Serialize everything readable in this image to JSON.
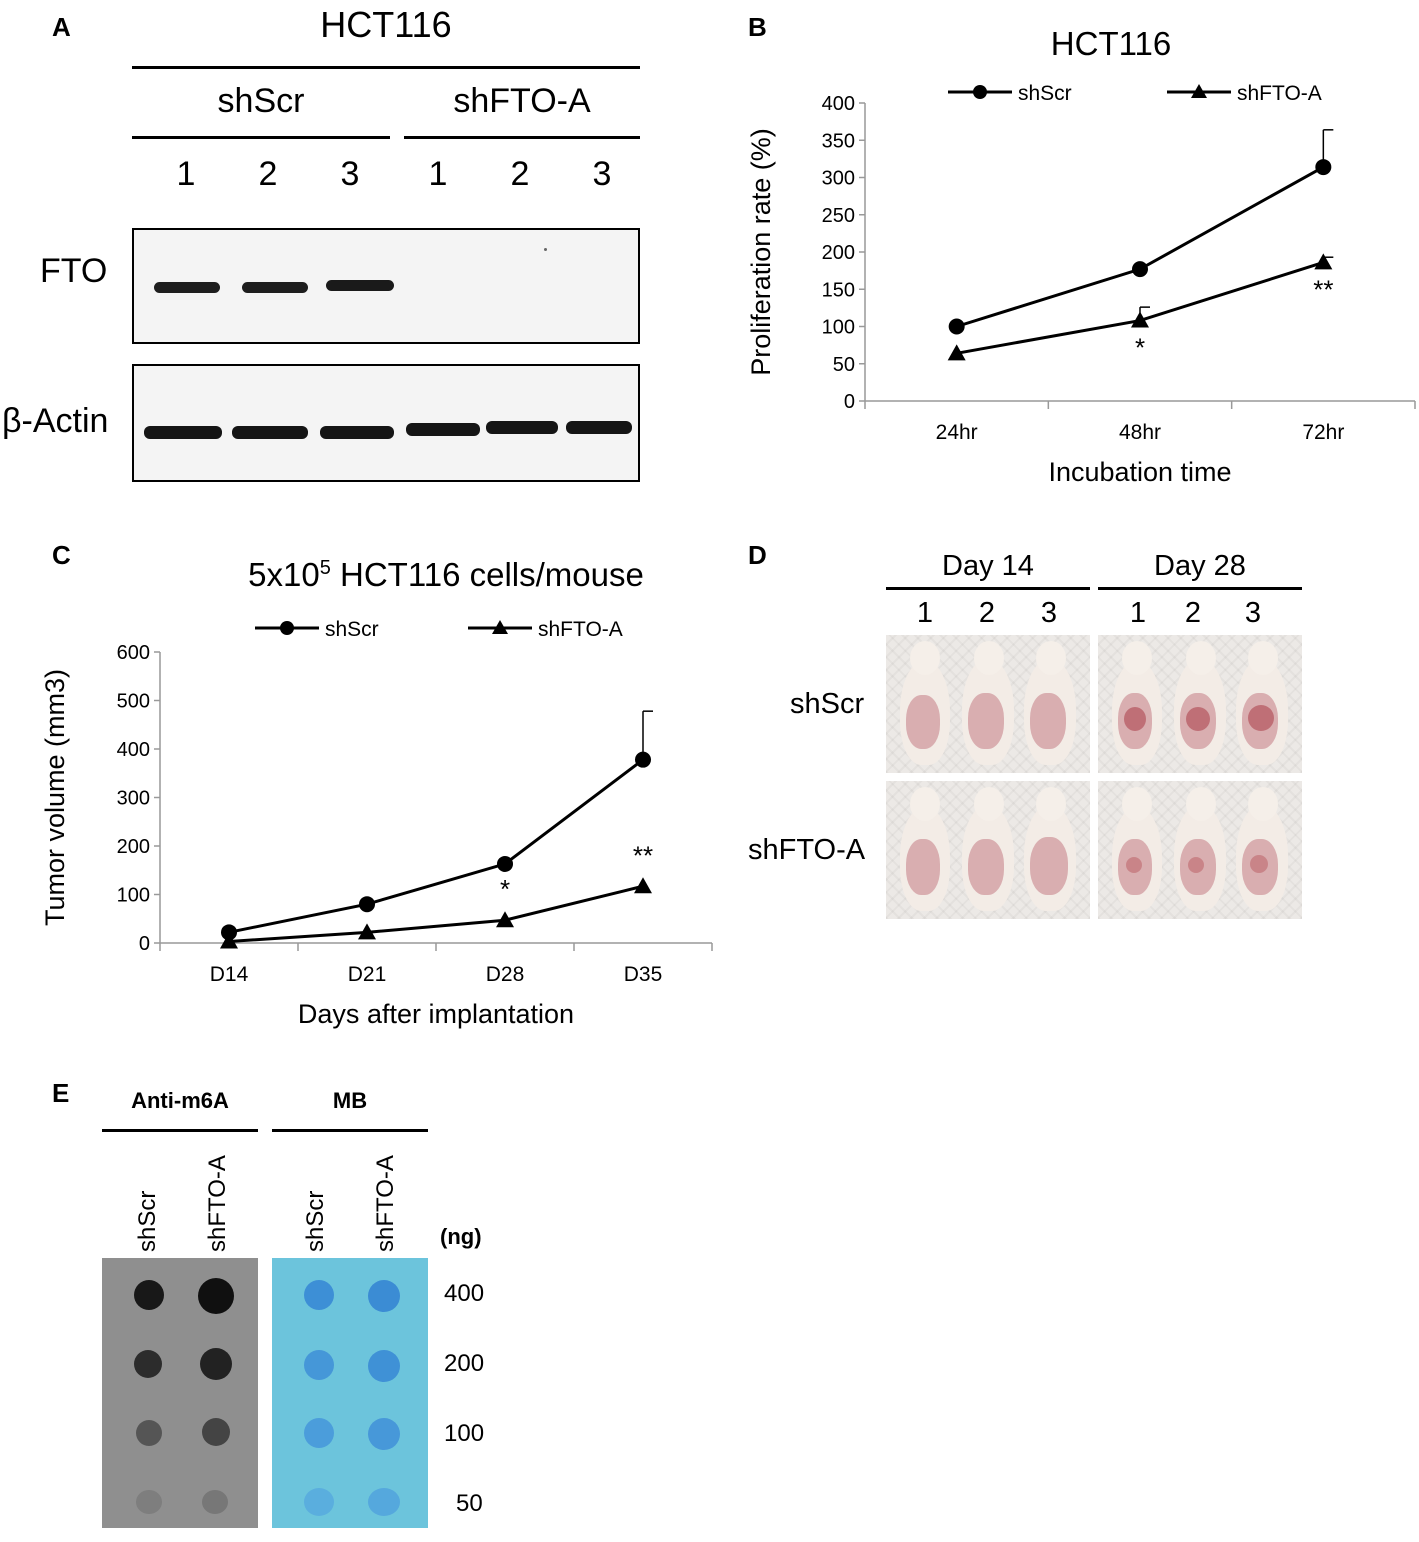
{
  "panel_letters": {
    "a": "A",
    "b": "B",
    "c": "C",
    "d": "D",
    "e": "E"
  },
  "panelA": {
    "title": "HCT116",
    "group1": "shScr",
    "group2": "shFTO-A",
    "lanes": [
      "1",
      "2",
      "3",
      "1",
      "2",
      "3"
    ],
    "row1": "FTO",
    "row2": "β-Actin"
  },
  "chart_data": [
    {
      "id": "B",
      "type": "line",
      "title": "HCT116",
      "xlabel": "Incubation time",
      "ylabel": "Proliferation rate (%)",
      "categories": [
        "24hr",
        "48hr",
        "72hr"
      ],
      "ylim": [
        0,
        400
      ],
      "yticks": [
        "0",
        "50",
        "100",
        "150",
        "200",
        "250",
        "300",
        "350",
        "400"
      ],
      "series": [
        {
          "name": "shScr",
          "marker": "circle",
          "values": [
            100,
            177,
            314
          ],
          "errors": [
            0,
            0,
            50
          ]
        },
        {
          "name": "shFTO-A",
          "marker": "triangle",
          "values": [
            64,
            108,
            186
          ],
          "errors": [
            0,
            18,
            7
          ]
        }
      ],
      "annotations": [
        "",
        "*",
        "**"
      ]
    },
    {
      "id": "C",
      "type": "line",
      "title_main": "5x10",
      "title_sup": "5",
      "title_rest": " HCT116 cells/mouse",
      "xlabel": "Days after implantation",
      "ylabel": "Tumor volume (mm3)",
      "categories": [
        "D14",
        "D21",
        "D28",
        "D35"
      ],
      "ylim": [
        0,
        600
      ],
      "yticks": [
        "0",
        "100",
        "200",
        "300",
        "400",
        "500",
        "600"
      ],
      "series": [
        {
          "name": "shScr",
          "marker": "circle",
          "values": [
            22,
            80,
            163,
            378
          ],
          "errors": [
            0,
            0,
            0,
            100
          ]
        },
        {
          "name": "shFTO-A",
          "marker": "triangle",
          "values": [
            3,
            22,
            47,
            117
          ],
          "errors": [
            0,
            0,
            0,
            0
          ]
        }
      ],
      "annotations": [
        "",
        "",
        "*",
        "**"
      ]
    }
  ],
  "panelD": {
    "day1": "Day 14",
    "day2": "Day 28",
    "mice": [
      "1",
      "2",
      "3"
    ],
    "row1": "shScr",
    "row2": "shFTO-A"
  },
  "panelE": {
    "group1": "Anti-m6A",
    "group2": "MB",
    "lane_labels": [
      "shScr",
      "shFTO-A",
      "shScr",
      "shFTO-A"
    ],
    "unit": "(ng)",
    "amounts": [
      "400",
      "200",
      "100",
      "50"
    ]
  },
  "colors": {
    "ink": "#000000",
    "mb_blue": "#6cc4dc",
    "dot_gray": "#8f8f8f"
  }
}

####################

EXERCISE OBJECTIVE
Would you reproduce each line of the material exactly, omitting the images?

SOLUTION FOR THIS PROBLEM
Serialize everything readable in this image to JSON.
{
  "panel_letters": {
    "a": "A",
    "b": "B",
    "c": "C",
    "d": "D",
    "e": "E"
  },
  "panelA": {
    "title": "HCT116",
    "group1": "shScr",
    "group2": "shFTO-A",
    "lanes": [
      "1",
      "2",
      "3",
      "1",
      "2",
      "3"
    ],
    "row1": "FTO",
    "row2": "β-Actin"
  },
  "chart_data": [
    {
      "id": "B",
      "type": "line",
      "title": "HCT116",
      "xlabel": "Incubation time",
      "ylabel": "Proliferation rate (%)",
      "categories": [
        "24hr",
        "48hr",
        "72hr"
      ],
      "ylim": [
        0,
        400
      ],
      "yticks": [
        "0",
        "50",
        "100",
        "150",
        "200",
        "250",
        "300",
        "350",
        "400"
      ],
      "series": [
        {
          "name": "shScr",
          "marker": "circle",
          "values": [
            100,
            177,
            314
          ],
          "errors": [
            0,
            0,
            50
          ]
        },
        {
          "name": "shFTO-A",
          "marker": "triangle",
          "values": [
            64,
            108,
            186
          ],
          "errors": [
            0,
            18,
            7
          ]
        }
      ],
      "annotations": [
        "",
        "*",
        "**"
      ]
    },
    {
      "id": "C",
      "type": "line",
      "title_main": "5x10",
      "title_sup": "5",
      "title_rest": " HCT116 cells/mouse",
      "xlabel": "Days after implantation",
      "ylabel": "Tumor volume (mm3)",
      "categories": [
        "D14",
        "D21",
        "D28",
        "D35"
      ],
      "ylim": [
        0,
        600
      ],
      "yticks": [
        "0",
        "100",
        "200",
        "300",
        "400",
        "500",
        "600"
      ],
      "series": [
        {
          "name": "shScr",
          "marker": "circle",
          "values": [
            22,
            80,
            163,
            378
          ],
          "errors": [
            0,
            0,
            0,
            100
          ]
        },
        {
          "name": "shFTO-A",
          "marker": "triangle",
          "values": [
            3,
            22,
            47,
            117
          ],
          "errors": [
            0,
            0,
            0,
            0
          ]
        }
      ],
      "annotations": [
        "",
        "",
        "*",
        "**"
      ]
    }
  ],
  "panelD": {
    "day1": "Day 14",
    "day2": "Day 28",
    "mice": [
      "1",
      "2",
      "3"
    ],
    "row1": "shScr",
    "row2": "shFTO-A"
  },
  "panelE": {
    "group1": "Anti-m6A",
    "group2": "MB",
    "lane_labels": [
      "shScr",
      "shFTO-A",
      "shScr",
      "shFTO-A"
    ],
    "unit": "(ng)",
    "amounts": [
      "400",
      "200",
      "100",
      "50"
    ]
  },
  "colors": {
    "ink": "#000000",
    "mb_blue": "#6cc4dc",
    "dot_gray": "#8f8f8f"
  }
}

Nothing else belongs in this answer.